(Requirements)
Begin at the line that has "List all visible" and stop after the line that has "perm-label: 建立例行程序 — [265, 283, 332, 297]". Write those lines out again, replacing "perm-checkbox" with "permission-checkbox" everywhere it occurs and changing nothing else.
--- Start Exercise input ---
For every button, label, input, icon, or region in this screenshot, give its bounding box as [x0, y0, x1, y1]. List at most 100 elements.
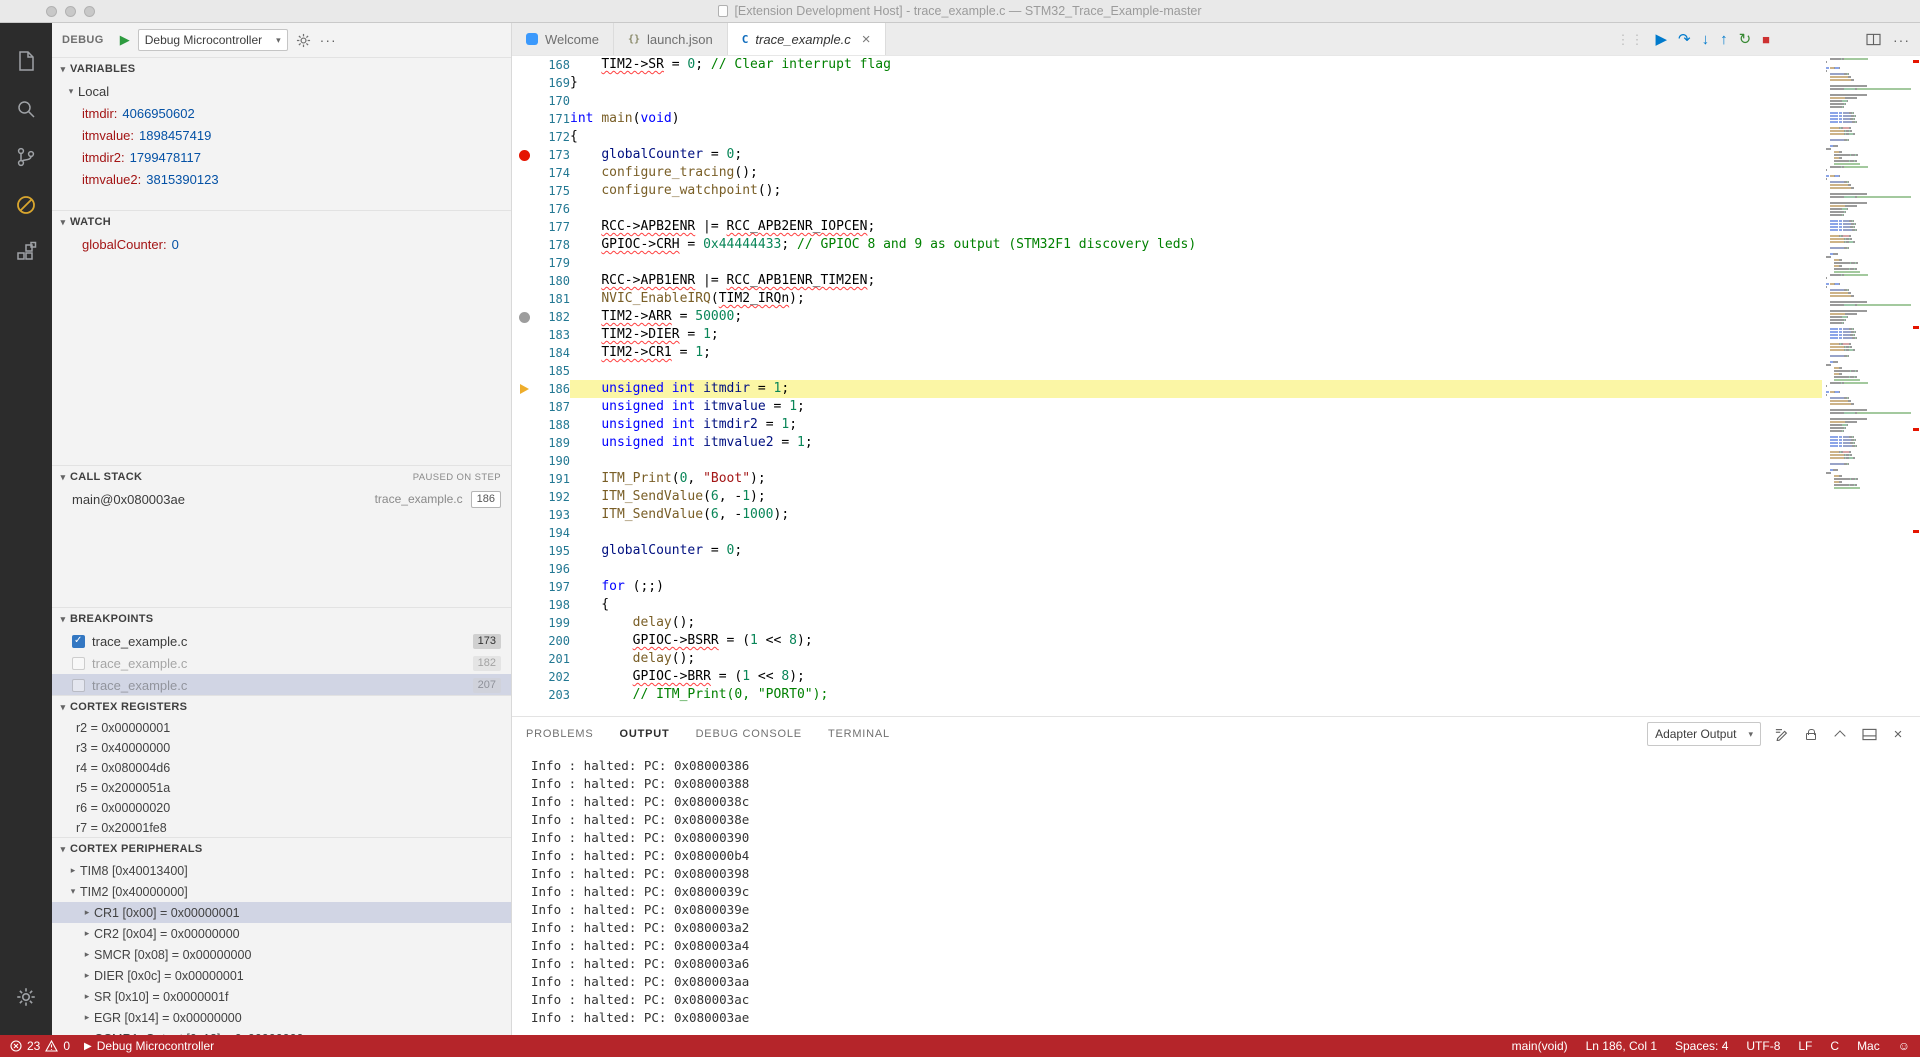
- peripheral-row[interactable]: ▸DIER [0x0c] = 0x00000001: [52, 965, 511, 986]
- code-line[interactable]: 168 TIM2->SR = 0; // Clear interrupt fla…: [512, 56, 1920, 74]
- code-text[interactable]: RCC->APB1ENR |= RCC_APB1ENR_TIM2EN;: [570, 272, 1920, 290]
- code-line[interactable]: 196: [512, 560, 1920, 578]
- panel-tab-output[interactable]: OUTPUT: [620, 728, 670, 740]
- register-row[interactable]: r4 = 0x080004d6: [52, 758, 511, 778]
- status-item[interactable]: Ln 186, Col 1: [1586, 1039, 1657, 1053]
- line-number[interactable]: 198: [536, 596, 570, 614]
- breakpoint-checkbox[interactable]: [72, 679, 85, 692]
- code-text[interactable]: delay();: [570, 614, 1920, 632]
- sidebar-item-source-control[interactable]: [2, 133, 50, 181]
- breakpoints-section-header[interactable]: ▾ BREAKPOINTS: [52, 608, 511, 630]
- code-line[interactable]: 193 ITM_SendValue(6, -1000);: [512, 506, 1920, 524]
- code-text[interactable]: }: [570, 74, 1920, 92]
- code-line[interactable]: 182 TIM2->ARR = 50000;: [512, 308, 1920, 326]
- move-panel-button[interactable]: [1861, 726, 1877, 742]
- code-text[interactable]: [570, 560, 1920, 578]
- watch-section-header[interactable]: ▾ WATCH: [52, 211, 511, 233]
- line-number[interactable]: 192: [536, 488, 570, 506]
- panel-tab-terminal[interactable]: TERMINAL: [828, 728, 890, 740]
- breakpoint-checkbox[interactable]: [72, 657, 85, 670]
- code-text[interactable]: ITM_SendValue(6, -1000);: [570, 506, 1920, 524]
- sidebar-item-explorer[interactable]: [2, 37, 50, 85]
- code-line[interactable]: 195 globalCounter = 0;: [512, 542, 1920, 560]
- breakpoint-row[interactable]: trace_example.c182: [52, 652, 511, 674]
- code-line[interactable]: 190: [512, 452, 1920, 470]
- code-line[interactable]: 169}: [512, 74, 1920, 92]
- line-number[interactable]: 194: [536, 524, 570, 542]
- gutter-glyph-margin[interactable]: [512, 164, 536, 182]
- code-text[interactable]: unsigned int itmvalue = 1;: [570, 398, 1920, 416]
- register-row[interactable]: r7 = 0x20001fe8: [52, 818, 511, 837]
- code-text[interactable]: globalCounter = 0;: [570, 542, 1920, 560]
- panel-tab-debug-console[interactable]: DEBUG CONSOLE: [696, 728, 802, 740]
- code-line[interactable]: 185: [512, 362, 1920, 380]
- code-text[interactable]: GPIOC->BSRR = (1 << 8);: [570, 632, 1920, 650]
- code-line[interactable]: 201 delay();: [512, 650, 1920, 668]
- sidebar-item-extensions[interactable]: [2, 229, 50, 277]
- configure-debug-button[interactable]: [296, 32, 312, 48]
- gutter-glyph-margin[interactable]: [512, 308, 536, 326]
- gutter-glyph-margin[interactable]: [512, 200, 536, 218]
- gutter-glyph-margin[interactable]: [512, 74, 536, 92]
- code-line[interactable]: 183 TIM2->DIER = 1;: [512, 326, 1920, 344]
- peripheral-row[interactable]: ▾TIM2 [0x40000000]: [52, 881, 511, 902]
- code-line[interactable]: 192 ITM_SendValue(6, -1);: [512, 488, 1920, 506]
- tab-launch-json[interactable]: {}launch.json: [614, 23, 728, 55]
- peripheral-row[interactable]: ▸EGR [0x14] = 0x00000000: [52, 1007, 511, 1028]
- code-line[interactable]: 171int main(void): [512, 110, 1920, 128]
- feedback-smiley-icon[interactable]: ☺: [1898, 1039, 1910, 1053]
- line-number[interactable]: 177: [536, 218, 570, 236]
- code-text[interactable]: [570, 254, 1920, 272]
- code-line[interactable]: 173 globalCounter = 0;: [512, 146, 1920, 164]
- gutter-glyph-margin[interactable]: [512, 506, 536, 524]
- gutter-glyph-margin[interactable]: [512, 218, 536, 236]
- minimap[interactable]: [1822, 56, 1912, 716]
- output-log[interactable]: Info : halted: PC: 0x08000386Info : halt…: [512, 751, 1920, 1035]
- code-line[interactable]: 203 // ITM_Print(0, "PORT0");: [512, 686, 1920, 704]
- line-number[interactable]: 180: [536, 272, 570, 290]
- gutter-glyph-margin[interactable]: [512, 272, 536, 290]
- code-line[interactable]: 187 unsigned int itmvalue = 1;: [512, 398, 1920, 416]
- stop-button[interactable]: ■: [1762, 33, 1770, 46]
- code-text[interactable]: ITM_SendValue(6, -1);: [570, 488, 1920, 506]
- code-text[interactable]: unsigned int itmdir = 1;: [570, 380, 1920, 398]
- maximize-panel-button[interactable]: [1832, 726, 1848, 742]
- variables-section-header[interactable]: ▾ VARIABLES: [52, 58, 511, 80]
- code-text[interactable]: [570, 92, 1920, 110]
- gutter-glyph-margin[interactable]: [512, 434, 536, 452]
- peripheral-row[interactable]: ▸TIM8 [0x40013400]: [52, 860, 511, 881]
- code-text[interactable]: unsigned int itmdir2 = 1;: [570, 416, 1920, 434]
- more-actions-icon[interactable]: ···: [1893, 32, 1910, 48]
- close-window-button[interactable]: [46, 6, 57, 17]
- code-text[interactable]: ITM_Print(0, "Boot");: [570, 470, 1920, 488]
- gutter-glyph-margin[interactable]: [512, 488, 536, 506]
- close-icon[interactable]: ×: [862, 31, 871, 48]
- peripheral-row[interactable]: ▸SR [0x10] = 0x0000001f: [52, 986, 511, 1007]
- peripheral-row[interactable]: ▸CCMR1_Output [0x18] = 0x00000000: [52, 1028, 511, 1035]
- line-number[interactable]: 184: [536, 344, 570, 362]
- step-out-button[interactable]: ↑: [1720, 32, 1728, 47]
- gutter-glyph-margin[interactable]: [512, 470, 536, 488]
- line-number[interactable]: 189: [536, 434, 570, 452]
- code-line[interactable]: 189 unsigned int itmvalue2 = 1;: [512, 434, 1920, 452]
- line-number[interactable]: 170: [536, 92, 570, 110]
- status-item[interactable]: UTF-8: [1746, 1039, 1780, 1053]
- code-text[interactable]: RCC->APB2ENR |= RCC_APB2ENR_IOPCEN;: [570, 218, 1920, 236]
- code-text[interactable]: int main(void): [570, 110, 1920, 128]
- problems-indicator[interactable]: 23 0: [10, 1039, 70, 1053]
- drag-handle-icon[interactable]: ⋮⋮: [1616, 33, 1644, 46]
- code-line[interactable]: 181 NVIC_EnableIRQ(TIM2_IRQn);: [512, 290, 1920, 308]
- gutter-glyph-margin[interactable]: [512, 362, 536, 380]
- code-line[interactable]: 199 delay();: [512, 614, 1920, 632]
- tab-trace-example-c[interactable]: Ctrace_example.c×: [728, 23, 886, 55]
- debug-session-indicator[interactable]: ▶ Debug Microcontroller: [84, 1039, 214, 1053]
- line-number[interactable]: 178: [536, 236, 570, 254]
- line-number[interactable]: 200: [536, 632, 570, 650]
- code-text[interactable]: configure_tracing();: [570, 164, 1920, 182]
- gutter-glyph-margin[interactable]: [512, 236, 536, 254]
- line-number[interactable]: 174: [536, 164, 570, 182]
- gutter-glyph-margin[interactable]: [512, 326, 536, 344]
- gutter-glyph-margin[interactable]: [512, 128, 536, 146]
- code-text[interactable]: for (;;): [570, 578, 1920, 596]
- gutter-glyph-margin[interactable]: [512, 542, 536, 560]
--- End Exercise input ---
--- Start Exercise input ---
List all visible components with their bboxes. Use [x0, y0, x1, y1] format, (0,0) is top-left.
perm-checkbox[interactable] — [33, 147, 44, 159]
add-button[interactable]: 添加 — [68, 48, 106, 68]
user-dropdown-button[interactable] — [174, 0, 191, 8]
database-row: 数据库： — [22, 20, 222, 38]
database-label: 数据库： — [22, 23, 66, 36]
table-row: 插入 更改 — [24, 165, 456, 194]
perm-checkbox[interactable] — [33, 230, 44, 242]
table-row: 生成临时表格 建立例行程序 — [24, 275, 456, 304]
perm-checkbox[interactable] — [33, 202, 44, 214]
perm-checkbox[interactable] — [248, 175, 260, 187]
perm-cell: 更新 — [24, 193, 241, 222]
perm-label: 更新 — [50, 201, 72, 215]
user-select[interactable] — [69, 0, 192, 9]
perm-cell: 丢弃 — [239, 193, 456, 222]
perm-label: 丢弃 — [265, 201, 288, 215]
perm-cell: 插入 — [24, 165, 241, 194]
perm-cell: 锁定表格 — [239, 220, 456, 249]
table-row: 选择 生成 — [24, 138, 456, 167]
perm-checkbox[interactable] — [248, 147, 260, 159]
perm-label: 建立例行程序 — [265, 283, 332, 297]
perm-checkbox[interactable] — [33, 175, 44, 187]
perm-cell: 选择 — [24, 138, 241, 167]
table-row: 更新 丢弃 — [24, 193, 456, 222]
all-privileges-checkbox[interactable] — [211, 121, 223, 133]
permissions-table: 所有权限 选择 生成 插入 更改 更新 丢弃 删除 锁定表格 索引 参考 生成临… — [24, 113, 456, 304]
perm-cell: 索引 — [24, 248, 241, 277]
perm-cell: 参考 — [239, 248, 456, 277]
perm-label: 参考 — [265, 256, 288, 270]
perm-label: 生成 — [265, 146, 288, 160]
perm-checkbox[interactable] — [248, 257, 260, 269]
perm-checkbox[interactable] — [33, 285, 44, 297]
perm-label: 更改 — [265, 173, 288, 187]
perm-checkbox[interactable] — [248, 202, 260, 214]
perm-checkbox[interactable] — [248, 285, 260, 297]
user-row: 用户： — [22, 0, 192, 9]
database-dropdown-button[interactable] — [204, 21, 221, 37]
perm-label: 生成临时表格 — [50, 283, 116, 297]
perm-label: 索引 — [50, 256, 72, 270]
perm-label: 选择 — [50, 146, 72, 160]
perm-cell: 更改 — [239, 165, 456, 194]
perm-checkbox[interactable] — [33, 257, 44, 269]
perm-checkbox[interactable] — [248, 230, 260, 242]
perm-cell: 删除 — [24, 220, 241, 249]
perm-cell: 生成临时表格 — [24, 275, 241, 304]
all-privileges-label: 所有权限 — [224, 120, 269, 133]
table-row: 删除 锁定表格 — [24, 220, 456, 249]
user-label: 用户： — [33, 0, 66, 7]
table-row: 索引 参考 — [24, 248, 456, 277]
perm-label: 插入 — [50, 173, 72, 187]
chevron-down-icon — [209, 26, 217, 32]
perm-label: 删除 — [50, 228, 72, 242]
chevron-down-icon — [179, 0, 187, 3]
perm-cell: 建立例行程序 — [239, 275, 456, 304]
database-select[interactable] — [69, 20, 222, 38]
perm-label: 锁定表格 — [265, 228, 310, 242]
--- End Exercise input ---
(Task response)
List all visible components with their bboxes. Use [x0, y0, x1, y1] format, (0,0) is top-left.
permission-checkbox[interactable] — [33, 147, 44, 159]
add-button[interactable]: 添加 — [68, 48, 106, 68]
user-dropdown-button[interactable] — [174, 0, 191, 8]
database-row: 数据库： — [22, 20, 222, 38]
database-label: 数据库： — [22, 23, 66, 36]
table-row: 插入 更改 — [24, 165, 456, 194]
permission-checkbox[interactable] — [33, 230, 44, 242]
table-row: 生成临时表格 建立例行程序 — [24, 275, 456, 304]
permission-checkbox[interactable] — [33, 202, 44, 214]
permission-checkbox[interactable] — [248, 175, 260, 187]
perm-cell: 更新 — [24, 193, 241, 222]
perm-label: 更新 — [50, 201, 72, 215]
user-select[interactable] — [69, 0, 192, 9]
perm-cell: 丢弃 — [239, 193, 456, 222]
perm-label: 丢弃 — [265, 201, 288, 215]
perm-cell: 插入 — [24, 165, 241, 194]
perm-cell: 锁定表格 — [239, 220, 456, 249]
table-row: 选择 生成 — [24, 138, 456, 167]
permission-checkbox[interactable] — [248, 147, 260, 159]
perm-label: 建立例行程序 — [265, 283, 332, 297]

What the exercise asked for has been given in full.